* [RECORD LIST]:
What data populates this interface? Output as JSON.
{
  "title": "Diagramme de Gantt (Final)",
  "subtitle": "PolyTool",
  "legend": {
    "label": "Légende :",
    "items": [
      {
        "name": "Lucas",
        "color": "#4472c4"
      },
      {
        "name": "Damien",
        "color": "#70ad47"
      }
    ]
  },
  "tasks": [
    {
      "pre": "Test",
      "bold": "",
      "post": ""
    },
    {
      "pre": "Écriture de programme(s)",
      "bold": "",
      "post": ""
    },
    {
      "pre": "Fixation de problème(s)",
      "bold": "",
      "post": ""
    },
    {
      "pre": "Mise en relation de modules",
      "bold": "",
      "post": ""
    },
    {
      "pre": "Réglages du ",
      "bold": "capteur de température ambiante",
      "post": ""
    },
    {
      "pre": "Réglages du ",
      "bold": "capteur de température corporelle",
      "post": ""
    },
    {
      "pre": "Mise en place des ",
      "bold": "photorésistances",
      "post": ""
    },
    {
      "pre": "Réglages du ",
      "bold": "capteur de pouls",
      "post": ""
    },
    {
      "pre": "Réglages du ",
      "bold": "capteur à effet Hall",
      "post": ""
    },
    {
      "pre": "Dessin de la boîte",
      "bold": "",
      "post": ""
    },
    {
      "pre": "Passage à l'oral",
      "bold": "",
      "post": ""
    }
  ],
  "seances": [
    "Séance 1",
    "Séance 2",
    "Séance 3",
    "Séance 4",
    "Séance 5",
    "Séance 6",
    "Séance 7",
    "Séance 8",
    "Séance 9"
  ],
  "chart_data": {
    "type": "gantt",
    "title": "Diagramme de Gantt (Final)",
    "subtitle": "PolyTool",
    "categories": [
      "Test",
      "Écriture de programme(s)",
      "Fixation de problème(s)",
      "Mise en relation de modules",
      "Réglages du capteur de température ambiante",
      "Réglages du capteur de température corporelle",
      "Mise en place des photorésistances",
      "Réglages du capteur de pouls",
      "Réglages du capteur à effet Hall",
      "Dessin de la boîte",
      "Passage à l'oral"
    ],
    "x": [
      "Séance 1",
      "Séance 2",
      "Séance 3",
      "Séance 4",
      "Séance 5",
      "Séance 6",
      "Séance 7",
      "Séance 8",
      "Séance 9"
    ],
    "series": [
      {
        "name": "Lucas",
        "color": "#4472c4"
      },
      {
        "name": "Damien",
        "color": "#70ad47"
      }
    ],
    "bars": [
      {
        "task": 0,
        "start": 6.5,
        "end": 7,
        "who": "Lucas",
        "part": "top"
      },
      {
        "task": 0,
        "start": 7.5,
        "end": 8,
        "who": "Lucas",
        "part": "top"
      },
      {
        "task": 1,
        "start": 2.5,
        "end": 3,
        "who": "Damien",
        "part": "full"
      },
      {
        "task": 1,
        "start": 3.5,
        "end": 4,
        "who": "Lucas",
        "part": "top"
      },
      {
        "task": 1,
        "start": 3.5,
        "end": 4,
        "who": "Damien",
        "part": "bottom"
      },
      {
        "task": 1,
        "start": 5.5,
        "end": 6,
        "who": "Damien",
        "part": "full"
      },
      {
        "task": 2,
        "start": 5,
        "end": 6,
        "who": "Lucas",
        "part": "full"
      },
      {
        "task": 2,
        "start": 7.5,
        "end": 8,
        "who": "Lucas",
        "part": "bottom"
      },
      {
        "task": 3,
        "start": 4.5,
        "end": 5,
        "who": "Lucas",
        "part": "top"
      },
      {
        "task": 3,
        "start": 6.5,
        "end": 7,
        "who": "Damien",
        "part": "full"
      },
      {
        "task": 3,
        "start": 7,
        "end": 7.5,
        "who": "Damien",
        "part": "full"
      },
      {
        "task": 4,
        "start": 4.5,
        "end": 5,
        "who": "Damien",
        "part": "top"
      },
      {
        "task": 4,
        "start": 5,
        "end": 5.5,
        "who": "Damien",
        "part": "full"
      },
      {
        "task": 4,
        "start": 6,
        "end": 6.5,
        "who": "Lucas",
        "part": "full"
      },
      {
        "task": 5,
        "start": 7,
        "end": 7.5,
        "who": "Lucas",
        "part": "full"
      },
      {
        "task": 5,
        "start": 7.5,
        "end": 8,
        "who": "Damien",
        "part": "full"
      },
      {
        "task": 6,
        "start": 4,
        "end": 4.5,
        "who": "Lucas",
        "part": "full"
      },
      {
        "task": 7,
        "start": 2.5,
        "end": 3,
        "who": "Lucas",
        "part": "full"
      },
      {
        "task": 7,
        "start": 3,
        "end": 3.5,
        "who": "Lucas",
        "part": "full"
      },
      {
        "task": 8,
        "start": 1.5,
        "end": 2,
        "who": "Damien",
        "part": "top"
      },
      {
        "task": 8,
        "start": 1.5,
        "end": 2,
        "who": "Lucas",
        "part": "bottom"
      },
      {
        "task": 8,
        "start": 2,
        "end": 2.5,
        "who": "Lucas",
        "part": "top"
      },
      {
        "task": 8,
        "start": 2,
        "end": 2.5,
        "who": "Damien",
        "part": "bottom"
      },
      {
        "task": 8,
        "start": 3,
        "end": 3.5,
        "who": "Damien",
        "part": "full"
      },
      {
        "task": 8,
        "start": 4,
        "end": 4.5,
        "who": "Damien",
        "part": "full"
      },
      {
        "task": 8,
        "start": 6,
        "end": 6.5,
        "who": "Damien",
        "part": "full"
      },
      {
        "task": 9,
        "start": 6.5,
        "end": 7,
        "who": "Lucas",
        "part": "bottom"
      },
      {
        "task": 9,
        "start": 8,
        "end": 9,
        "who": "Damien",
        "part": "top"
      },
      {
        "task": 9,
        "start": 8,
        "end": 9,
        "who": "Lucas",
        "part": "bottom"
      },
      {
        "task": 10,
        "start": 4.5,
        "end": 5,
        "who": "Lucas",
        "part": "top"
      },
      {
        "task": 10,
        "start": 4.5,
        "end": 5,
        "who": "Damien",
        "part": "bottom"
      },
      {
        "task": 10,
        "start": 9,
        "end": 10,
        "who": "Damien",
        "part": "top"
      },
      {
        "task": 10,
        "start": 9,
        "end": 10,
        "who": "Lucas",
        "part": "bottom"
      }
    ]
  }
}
--
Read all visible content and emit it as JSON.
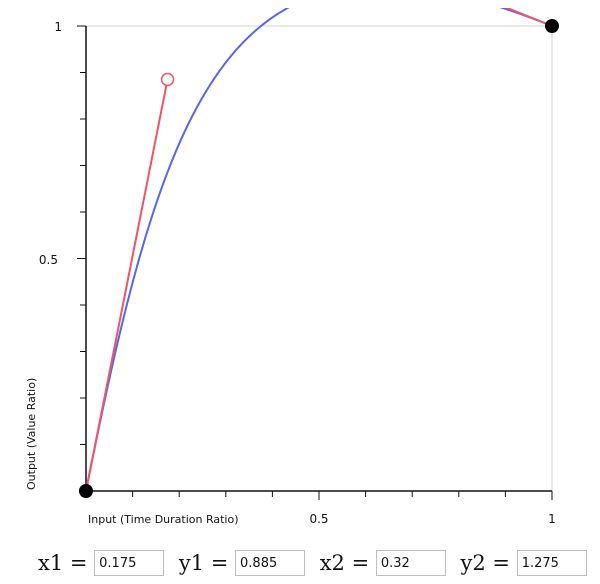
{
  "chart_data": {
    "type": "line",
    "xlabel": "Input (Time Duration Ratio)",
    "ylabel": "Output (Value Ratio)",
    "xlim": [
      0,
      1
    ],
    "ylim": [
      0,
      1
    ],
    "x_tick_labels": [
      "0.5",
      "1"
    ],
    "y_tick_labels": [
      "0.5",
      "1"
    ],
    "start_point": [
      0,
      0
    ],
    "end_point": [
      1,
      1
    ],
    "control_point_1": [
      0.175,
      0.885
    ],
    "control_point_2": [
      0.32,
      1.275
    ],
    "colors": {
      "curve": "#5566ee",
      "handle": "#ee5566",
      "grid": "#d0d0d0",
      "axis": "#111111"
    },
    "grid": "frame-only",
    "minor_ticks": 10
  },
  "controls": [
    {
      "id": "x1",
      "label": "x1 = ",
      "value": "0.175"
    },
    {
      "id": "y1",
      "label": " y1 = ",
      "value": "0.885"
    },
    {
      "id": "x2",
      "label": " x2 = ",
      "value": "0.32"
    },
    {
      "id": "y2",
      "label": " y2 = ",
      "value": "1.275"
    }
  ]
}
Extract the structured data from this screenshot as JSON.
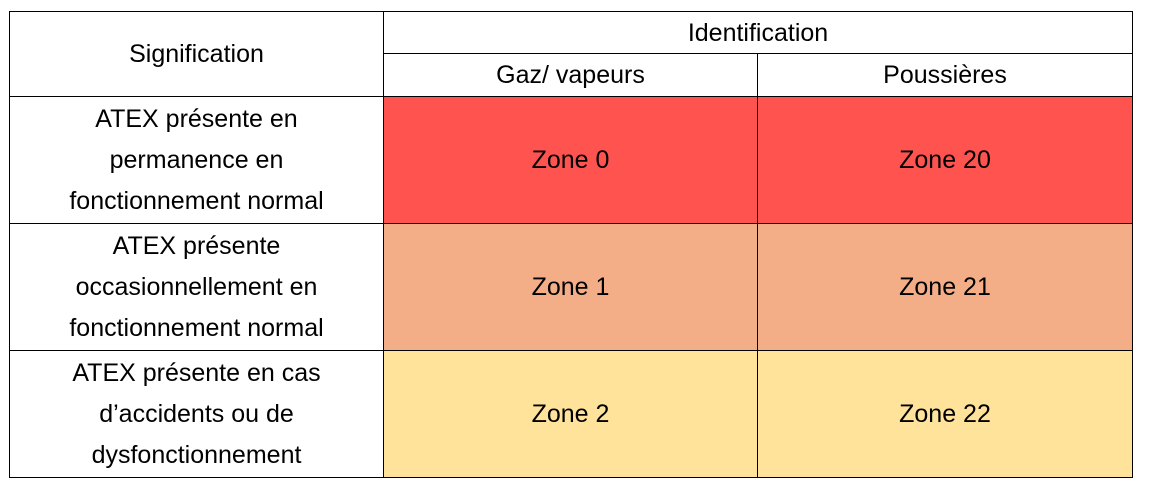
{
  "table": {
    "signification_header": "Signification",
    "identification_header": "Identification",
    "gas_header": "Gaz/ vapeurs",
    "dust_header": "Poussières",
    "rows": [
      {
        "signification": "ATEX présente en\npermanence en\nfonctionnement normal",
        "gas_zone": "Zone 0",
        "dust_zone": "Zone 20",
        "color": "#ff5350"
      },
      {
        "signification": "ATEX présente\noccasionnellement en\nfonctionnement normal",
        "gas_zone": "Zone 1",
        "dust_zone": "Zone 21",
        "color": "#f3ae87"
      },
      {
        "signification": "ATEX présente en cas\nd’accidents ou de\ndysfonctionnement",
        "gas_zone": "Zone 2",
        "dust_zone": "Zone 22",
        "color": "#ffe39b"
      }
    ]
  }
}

* [DIRECTIONS FOR THIS TASK]:
Search the records for the word "température". Copy every line that has it.

* [ANSWER FOR THIS EXERCISE]:
      "bold": "capteur de température ambiante",
      "bold": "capteur de température corporelle",
      "Réglages du capteur de température ambiante",
      "Réglages du capteur de température corporelle",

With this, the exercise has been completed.